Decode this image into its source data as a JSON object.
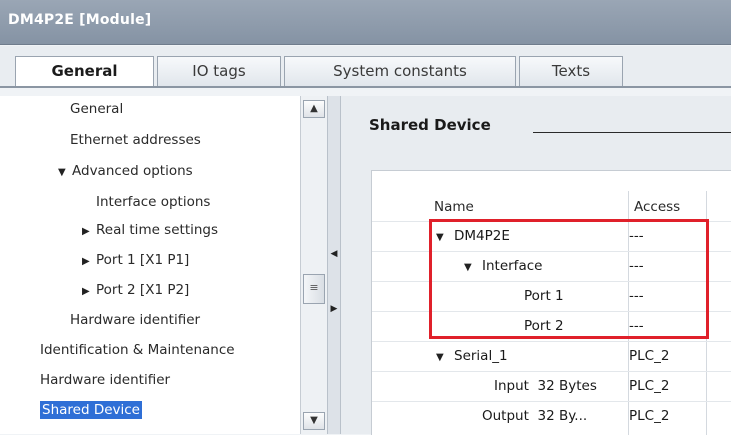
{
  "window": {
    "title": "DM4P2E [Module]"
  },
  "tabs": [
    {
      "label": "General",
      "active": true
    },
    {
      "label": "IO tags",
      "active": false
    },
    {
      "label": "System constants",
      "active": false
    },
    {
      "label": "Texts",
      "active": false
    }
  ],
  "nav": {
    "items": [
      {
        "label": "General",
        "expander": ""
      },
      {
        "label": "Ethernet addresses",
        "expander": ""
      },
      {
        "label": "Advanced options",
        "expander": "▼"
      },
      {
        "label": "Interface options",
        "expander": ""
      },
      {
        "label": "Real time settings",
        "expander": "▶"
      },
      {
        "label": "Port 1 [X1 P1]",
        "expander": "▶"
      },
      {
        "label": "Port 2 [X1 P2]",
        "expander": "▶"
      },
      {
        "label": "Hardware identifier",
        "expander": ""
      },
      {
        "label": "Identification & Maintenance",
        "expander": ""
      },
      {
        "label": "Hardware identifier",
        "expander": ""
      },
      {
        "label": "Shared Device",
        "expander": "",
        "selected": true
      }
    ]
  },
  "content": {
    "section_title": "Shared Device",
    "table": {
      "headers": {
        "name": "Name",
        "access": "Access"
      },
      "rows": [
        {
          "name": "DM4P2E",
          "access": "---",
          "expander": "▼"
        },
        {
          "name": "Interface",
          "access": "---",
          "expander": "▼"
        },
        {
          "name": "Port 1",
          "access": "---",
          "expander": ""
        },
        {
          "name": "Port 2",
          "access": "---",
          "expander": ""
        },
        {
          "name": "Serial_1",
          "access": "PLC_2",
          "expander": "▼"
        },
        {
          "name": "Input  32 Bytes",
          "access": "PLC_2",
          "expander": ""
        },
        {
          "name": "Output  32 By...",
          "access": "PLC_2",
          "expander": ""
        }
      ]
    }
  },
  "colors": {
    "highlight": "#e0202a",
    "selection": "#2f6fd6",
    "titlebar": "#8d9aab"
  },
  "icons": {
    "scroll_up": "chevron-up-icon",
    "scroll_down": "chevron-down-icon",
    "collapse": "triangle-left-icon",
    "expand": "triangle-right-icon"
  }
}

☆ ☆ ☆ ☆ ☆ ☆ ☆

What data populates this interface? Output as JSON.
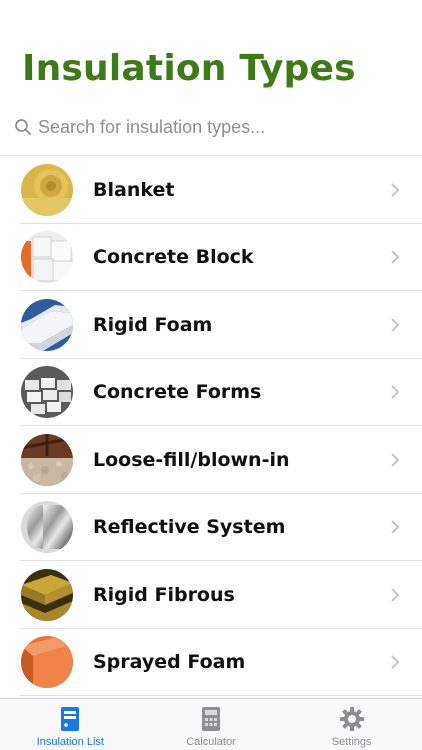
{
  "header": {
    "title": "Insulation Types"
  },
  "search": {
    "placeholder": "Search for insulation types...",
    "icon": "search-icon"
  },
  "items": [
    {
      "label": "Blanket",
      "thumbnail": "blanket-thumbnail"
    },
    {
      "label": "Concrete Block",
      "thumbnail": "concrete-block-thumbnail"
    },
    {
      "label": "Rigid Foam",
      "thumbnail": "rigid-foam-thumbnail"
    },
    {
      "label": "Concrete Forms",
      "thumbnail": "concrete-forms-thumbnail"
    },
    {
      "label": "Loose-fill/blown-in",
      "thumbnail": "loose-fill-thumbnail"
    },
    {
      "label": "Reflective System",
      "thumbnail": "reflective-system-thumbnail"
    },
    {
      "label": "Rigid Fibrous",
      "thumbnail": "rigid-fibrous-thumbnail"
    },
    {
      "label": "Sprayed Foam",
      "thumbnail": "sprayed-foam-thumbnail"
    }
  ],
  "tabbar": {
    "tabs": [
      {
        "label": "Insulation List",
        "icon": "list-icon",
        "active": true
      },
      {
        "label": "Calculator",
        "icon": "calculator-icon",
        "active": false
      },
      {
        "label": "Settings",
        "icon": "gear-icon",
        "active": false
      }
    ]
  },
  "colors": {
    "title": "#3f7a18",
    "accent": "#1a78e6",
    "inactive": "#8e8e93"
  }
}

☆ ☆ ☆ ☆ ☆ ☆ ☆

● Exercise brief:
Look through the material above and pick out each line holding the word "thumbnail".

● Full output:
      "thumbnail": "blanket-thumbnail"
      "thumbnail": "concrete-block-thumbnail"
      "thumbnail": "rigid-foam-thumbnail"
      "thumbnail": "concrete-forms-thumbnail"
      "thumbnail": "loose-fill-thumbnail"
      "thumbnail": "reflective-system-thumbnail"
      "thumbnail": "rigid-fibrous-thumbnail"
      "thumbnail": "sprayed-foam-thumbnail"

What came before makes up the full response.